-- Begin --
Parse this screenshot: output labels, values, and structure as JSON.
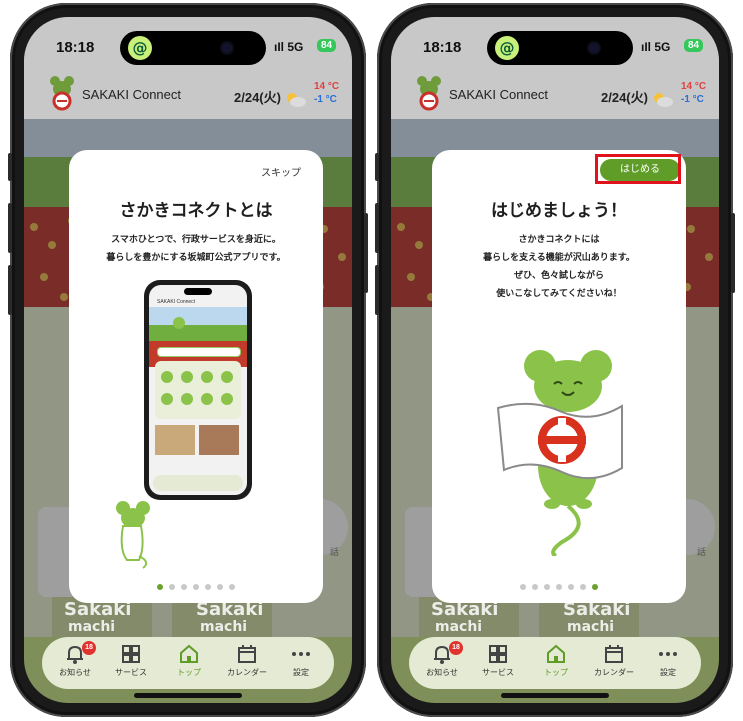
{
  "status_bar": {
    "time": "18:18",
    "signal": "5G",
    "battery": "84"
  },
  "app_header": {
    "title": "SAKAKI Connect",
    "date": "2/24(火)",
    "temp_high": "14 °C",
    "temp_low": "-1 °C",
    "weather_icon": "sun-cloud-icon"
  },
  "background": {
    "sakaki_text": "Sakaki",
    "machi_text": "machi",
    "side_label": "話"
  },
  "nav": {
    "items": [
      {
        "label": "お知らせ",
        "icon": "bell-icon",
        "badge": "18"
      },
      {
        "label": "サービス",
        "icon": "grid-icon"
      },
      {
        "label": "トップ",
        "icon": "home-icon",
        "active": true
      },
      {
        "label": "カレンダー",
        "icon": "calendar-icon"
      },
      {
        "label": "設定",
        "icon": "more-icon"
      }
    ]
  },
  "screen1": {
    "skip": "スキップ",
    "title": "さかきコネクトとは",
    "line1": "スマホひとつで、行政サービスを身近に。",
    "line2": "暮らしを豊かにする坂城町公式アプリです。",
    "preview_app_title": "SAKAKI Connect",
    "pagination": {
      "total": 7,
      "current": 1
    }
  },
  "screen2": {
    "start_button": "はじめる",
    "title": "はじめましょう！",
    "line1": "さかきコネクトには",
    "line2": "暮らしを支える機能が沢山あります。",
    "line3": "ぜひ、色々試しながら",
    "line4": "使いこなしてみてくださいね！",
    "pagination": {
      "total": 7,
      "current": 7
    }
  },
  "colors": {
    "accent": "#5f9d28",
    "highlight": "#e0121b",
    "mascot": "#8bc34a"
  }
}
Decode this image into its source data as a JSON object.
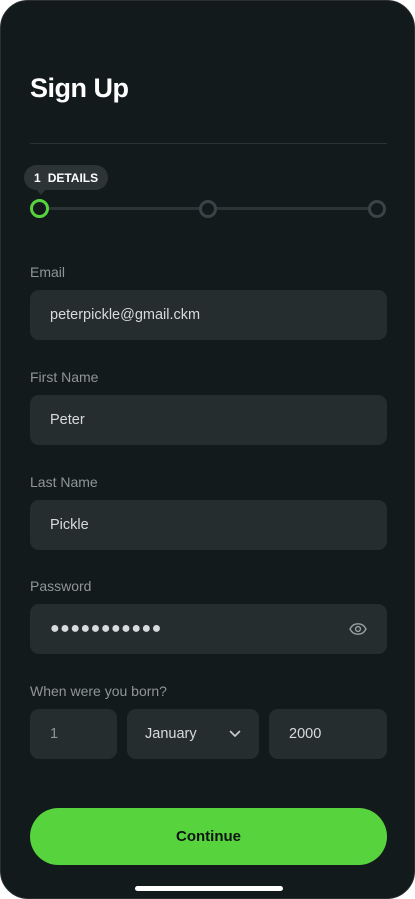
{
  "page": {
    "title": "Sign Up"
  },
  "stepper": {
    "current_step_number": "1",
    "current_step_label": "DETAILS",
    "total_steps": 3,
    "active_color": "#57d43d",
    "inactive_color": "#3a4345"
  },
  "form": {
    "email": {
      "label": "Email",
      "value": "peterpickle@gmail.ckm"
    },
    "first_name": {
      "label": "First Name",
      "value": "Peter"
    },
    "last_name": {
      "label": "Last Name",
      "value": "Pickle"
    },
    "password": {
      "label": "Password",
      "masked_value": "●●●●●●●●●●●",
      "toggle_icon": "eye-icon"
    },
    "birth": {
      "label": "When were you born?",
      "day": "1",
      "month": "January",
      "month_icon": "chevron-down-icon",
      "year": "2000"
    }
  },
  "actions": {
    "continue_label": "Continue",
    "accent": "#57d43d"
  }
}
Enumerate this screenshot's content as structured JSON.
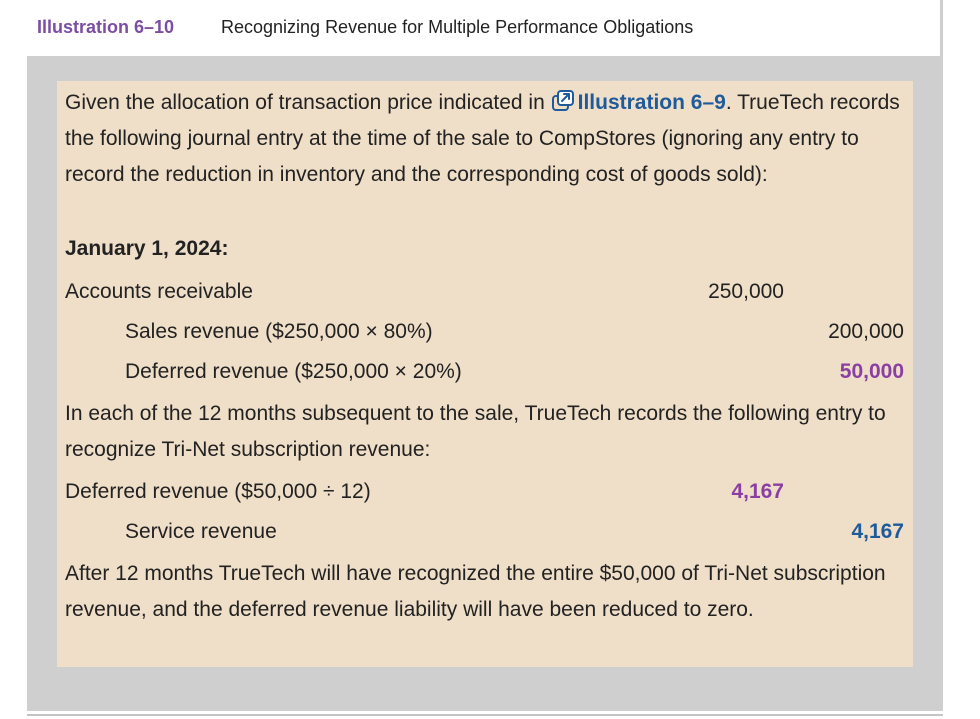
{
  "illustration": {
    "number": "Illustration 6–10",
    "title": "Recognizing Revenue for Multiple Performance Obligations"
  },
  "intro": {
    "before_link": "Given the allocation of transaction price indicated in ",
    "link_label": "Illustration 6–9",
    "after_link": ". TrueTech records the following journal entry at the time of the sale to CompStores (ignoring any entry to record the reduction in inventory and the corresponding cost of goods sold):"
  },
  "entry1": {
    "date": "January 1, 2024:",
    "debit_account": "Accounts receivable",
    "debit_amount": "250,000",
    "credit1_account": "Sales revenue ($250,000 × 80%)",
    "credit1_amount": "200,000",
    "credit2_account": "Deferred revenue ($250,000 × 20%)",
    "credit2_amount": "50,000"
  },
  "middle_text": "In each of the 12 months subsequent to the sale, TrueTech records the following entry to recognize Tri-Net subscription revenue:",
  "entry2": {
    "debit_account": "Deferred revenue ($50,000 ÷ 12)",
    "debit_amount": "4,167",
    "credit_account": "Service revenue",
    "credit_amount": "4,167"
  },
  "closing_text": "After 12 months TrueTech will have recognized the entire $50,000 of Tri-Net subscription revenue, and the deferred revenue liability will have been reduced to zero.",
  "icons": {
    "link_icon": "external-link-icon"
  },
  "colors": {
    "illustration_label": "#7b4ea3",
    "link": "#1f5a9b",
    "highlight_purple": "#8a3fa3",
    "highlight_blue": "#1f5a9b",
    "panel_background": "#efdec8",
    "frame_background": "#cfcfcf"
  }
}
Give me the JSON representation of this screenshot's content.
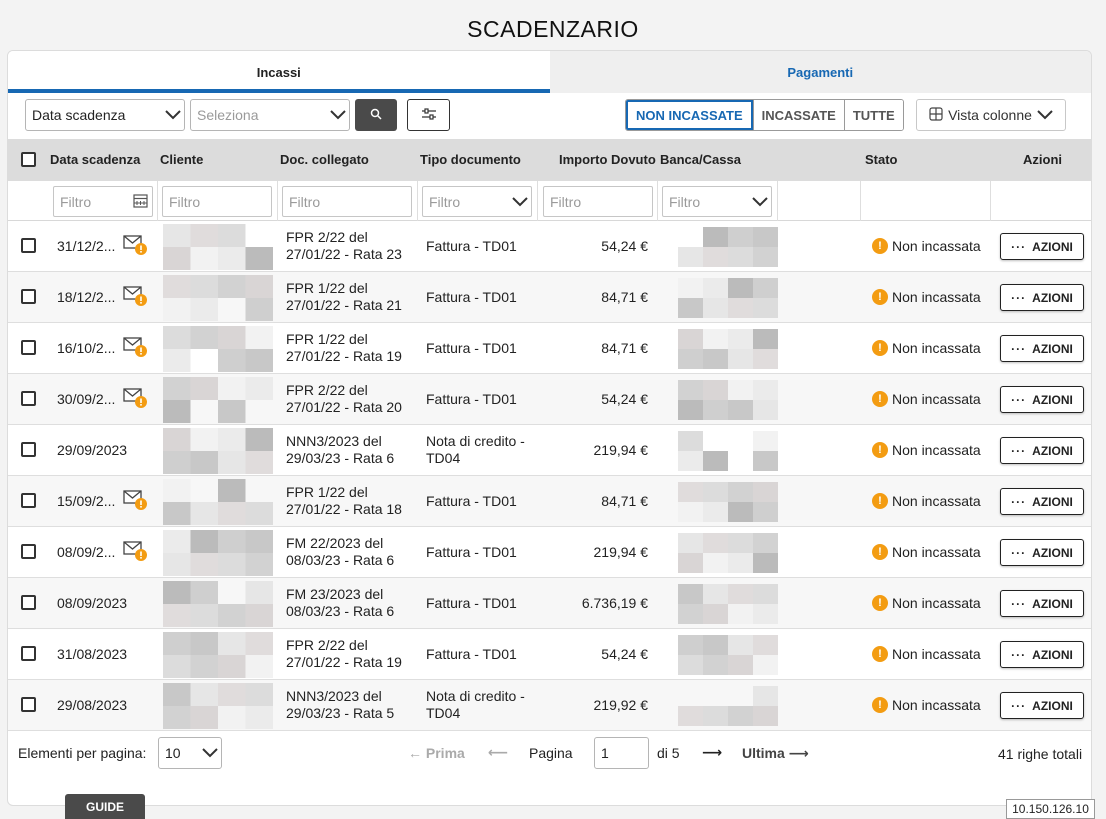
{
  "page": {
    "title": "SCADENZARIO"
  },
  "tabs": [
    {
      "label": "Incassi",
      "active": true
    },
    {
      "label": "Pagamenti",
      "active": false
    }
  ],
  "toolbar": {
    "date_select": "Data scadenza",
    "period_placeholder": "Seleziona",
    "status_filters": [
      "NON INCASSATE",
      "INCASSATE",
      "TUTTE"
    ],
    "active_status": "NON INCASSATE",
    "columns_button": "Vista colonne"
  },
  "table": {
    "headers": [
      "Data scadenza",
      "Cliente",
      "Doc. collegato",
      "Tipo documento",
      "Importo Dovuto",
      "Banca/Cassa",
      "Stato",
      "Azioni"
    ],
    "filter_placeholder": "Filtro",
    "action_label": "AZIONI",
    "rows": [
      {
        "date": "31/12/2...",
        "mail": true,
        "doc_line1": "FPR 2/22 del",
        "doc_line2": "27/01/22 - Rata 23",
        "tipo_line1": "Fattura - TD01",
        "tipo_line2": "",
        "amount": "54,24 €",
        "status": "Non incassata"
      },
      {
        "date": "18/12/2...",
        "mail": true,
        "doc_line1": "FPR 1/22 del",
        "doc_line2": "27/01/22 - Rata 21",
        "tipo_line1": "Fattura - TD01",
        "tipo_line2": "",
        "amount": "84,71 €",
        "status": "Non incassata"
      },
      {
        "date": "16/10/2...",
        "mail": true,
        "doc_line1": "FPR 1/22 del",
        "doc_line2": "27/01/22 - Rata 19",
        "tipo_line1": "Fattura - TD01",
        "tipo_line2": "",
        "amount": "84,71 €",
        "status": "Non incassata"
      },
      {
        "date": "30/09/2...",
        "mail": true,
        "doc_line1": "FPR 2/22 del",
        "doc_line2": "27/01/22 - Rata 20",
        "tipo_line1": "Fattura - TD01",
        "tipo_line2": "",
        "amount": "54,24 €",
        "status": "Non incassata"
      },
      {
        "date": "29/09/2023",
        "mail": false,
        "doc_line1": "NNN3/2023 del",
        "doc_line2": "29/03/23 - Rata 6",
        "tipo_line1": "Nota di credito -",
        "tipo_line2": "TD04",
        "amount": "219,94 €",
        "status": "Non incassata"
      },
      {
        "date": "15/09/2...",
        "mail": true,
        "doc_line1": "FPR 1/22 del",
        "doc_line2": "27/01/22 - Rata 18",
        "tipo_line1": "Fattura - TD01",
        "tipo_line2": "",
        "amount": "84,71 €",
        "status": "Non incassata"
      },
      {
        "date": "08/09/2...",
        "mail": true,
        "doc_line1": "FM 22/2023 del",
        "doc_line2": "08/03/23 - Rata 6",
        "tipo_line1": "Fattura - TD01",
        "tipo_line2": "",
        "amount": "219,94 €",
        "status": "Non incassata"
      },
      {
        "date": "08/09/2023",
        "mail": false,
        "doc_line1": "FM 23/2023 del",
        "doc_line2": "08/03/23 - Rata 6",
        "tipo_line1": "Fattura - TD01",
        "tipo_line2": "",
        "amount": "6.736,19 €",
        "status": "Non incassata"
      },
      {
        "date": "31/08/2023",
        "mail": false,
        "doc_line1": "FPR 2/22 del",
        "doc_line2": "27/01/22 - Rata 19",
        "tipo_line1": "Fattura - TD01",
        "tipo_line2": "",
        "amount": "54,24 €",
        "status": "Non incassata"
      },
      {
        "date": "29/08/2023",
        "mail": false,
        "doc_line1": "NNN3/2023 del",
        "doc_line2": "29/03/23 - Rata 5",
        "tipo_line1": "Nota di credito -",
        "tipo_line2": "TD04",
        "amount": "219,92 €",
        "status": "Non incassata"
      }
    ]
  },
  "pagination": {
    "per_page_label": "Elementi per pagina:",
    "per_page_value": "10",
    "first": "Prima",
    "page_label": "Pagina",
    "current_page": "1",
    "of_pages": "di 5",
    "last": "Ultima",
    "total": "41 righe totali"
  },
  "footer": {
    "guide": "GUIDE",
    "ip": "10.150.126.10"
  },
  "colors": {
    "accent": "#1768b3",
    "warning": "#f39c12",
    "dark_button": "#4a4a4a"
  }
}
-- End --
Objective ▸
State the number of lines in the data that include the string "content", and add nothing else.

Response to this task ▸
2